Your answer should be only a number: how many lines include the word "Clear".

#### DATA LINES ####

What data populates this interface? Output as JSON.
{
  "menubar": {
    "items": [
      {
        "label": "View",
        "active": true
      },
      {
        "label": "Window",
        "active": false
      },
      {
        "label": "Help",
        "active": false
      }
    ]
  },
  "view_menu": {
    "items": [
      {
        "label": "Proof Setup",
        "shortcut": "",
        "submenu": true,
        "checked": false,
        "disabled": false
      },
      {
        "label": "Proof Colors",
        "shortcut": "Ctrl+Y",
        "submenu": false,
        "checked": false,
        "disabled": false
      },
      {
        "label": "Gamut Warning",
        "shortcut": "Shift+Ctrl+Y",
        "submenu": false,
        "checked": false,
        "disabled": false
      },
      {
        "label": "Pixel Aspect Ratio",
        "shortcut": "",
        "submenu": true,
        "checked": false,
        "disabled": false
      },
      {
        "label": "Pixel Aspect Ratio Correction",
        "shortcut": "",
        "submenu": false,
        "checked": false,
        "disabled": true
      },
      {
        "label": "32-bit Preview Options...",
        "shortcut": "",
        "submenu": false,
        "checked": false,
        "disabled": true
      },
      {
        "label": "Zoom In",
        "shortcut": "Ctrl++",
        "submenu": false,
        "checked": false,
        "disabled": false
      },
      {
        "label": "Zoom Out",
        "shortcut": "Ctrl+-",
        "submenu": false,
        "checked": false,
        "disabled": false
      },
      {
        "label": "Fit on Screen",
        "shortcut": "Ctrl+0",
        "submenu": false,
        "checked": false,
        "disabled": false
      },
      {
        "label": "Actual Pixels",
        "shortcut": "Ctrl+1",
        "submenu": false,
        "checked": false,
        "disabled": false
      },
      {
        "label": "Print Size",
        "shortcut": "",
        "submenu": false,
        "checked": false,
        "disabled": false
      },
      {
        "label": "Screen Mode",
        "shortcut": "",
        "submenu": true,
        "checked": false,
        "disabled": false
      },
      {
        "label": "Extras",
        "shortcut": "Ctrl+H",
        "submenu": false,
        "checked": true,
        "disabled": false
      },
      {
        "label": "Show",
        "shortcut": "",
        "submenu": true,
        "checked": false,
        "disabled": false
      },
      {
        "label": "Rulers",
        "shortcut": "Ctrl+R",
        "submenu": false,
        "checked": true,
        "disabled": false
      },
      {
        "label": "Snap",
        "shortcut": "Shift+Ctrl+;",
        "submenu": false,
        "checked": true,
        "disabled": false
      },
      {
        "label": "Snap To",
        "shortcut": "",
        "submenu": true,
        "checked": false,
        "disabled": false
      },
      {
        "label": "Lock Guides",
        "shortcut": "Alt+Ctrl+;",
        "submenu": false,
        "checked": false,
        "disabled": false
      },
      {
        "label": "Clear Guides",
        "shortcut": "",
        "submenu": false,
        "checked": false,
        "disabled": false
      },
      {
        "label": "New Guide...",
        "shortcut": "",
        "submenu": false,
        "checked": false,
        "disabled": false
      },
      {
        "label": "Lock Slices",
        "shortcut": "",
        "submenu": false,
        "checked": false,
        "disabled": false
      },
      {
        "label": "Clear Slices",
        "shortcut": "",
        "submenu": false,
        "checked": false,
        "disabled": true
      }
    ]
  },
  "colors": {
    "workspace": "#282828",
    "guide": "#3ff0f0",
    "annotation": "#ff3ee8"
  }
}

####

◆ EXERCISE ANSWER
2